### Fragmento
++++

Ocho hijos, unos ya casados y reproducidos, y una abuela materna como la mía eran suficientes para pasarla bien en Noche Buena en casa de los Flores Mejía. El carácter serio y uraño de mi abuelo Salvador siempre contrastó con el de mi abuelita Susana. De los ocho hijos, varios de ellos heredaron el espíritu amistoso y bailarín de ella, sobre todo mi tío Chava y mi tío Martín. Mi tío Chava era capaz de hacer bailar a una escoba. Recuerdo la ocasión cuando se puso a bailar rocanrol con mi mamá. La hizo girar por aquí, la hizo girar por allá y casi la tira cuando le dio por contorsionarse hasta tocar el suelo, con la espalda doblada a más a no poder, sin inhibiciones y con una sonrisa de oreja a oreja... Mi mamá lloraba de la risa. También se han quedado grabadas en la memoria colectiva de los sobrinos las canciones a veces alegres, a veces melancólicas, que mi tío Fernando tocaba en la guitarra: "El gato que está...", "Qué será, será", "Yesterday"... Estas canciones son el soundtrack de mi niñez, junto con las de José José que escuchaban mis padres y que nos sabíamos de memoria. En la Navidad, la casa se llenaba con las carcajadas que nos sacaban las ocurrencias de mi tío Chava y los versos pícaros que mi tío Fernando agregaba a "La San Marqueña".

Por ser la mayor y la única niña durante ocho años, casi siempre fui espectadora de los juegos de mis primos y mis hermanos. Por un lado, qué pena. Por otro, qué suerte. Por eso me salvé de la pala aquella Navidad cuando mi abuela les dio un solo palazo conforme iban entrando a la casa.

--- No les pego por andar tocando timbres, sino por mensos, porque se dejaron ver.

Para cuando nacieron y crecieron mi hermana y mis primeras primas, ya se me habían quitado las ganas de correr (o quizá me recuerdo más seria de lo que en realidad fui). 

Algo que nos enorgullecía a los nietos Mazón con respecto a la Navidad es que, a diferencia de los Alafita, nosotros no creíamos en Santa Claus. "Son sus papás", les dijimos una de esas Navidades, pero no los pudimos convencer.

++++

### Material

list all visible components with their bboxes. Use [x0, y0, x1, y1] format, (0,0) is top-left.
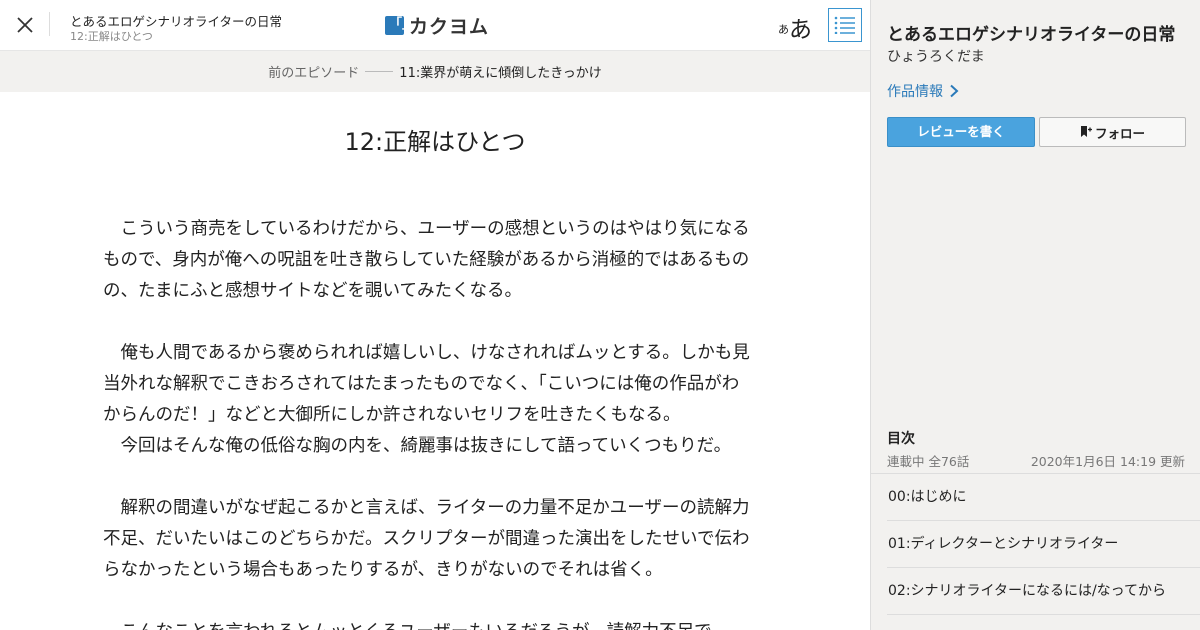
toc-episode-item[interactable]: 01:ディレクターとシナリオライター	[887, 521, 1200, 568]
body-paragraph: 解釈の間違いがなぜ起こるかと言えば、ライターの力量不足かユーザーの読解力不足、だ…	[103, 498, 750, 580]
body-paragraph: 俺も人間であるから褒められれば嬉しいし、けなされればムッとする。しかも見当外れな…	[103, 343, 750, 425]
toc-heading: 目次	[887, 431, 915, 447]
font-size-small-glyph: あ	[778, 23, 789, 36]
font-size-button[interactable]: あ あ	[777, 9, 813, 43]
previous-episode-bar: 前のエピソード 11:業界が萌えに傾倒したきっかけ	[0, 51, 870, 92]
close-icon	[17, 17, 33, 33]
toc-status: 連載中 全76話	[887, 454, 970, 469]
chevron-right-icon	[950, 84, 959, 98]
previous-episode-separator	[365, 71, 394, 72]
previous-episode-title: 11:業界が萌えに傾倒したきっかけ	[399, 66, 602, 81]
sidebar-author[interactable]: ひょうろくだま	[887, 46, 985, 66]
reader-main: とあるエロゲシナリオライターの日常 12:正解はひとつ 「」 カクヨム あ あ	[0, 0, 870, 630]
previous-episode-label: 前のエピソード	[268, 66, 360, 81]
logo-text: カクヨム	[409, 15, 490, 38]
top-bar: とあるエロゲシナリオライターの日常 12:正解はひとつ 「」 カクヨム あ あ	[0, 0, 870, 51]
body-paragraph: こんなことを言われるとムッとくるユーザーもいるだろうが、読解力不足で	[103, 617, 755, 630]
logo-mark-glyph: 「」	[389, 16, 416, 32]
body-paragraph: 今回はそんな俺の低俗な胸の内を、綺麗事は抜きにして語っていくつもりだ。	[103, 436, 732, 456]
close-button[interactable]	[14, 14, 36, 36]
toc-list: 00:はじめに 01:ディレクターとシナリオライター 02:シナリオライターにな…	[871, 473, 1200, 615]
toc-updated: 2020年1月6日 14:19 更新	[1030, 454, 1185, 469]
header-divider	[49, 12, 50, 36]
list-icon	[834, 16, 855, 34]
body-paragraph: こういう商売をしているわけだから、ユーザーの感想というのはやはり気になるもので、…	[103, 219, 750, 301]
episode-body: こういう商売をしているわけだから、ユーザーの感想というのはやはり気になるもので、…	[103, 214, 755, 630]
toc-toggle-button[interactable]	[828, 8, 862, 42]
header-episode-subtitle: 12:正解はひとつ	[70, 30, 153, 43]
episode-title: 12:正解はひとつ	[344, 128, 526, 156]
follow-button-label: フォロー	[1094, 125, 1145, 141]
follow-button[interactable]: フォロー	[1039, 117, 1186, 147]
work-info-link[interactable]: 作品情報	[887, 81, 959, 101]
sidebar-work-title[interactable]: とあるエロゲシナリオライターの日常	[887, 20, 1175, 45]
body-paragraph	[103, 586, 755, 617]
body-paragraph	[103, 307, 755, 338]
toc-episode-item[interactable]: 02:シナリオライターになるには/なってから	[887, 568, 1200, 615]
logo-mark-icon: 「」	[385, 15, 415, 35]
bookmark-plus-icon	[1080, 126, 1092, 137]
toc-episode-item[interactable]: 00:はじめに	[887, 474, 1200, 521]
kakuyomu-logo[interactable]: 「」 カクヨム	[385, 13, 490, 38]
work-info-label: 作品情報	[887, 84, 943, 100]
previous-episode-link[interactable]: 前のエピソード 11:業界が萌えに傾倒したきっかけ	[0, 51, 870, 92]
font-size-large-glyph: あ	[789, 17, 812, 43]
body-paragraph	[103, 462, 755, 493]
work-sidebar: とあるエロゲシナリオライターの日常 ひょうろくだま 作品情報 レビューを書く フ…	[870, 0, 1200, 630]
write-review-button[interactable]: レビューを書く	[887, 117, 1035, 147]
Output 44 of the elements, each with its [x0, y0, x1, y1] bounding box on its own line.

++++

### Instrucciones de trabajo
a: Reproduzca el pasaje del fragmento comprendido entre "Por ser la mayor" y "los pudimos convencer.".
b: Enumere todos los familiares a quienes el fragmento llama por su nombre de pila.
Los datos no hacen falta para resolver lo que se pide.

### Respuestas esperadas
a:
Por ser la mayor y la única niña durante ocho años, casi siempre fui espectadora de los juegos de mis primos y mis hermanos. Por un lado, qué pena. Por otro, qué suerte. Por eso me salvé de la pala aquella Navidad cuando mi abuela les dio un solo palazo conforme iban entrando a la casa.

--- No les pego por andar tocando timbres, sino por mensos, porque se dejaron ver.

Para cuando nacieron y crecieron mi hermana y mis primeras primas, ya se me habían quitado las ganas de correr (o quizá me recuerdo más seria de lo que en realidad fui). 

Algo que nos enorgullecía a los nietos Mazón con respecto a la Navidad es que, a diferencia de los Alafita, nosotros no creíamos en Santa Claus. "Son sus papás", les dijimos una de esas Navidades, pero no los pudimos convencer.

b:
- El abuelo Salvador
- La abuelita Susana
- El tío Chava
- El tío Martín
- El tío Fernando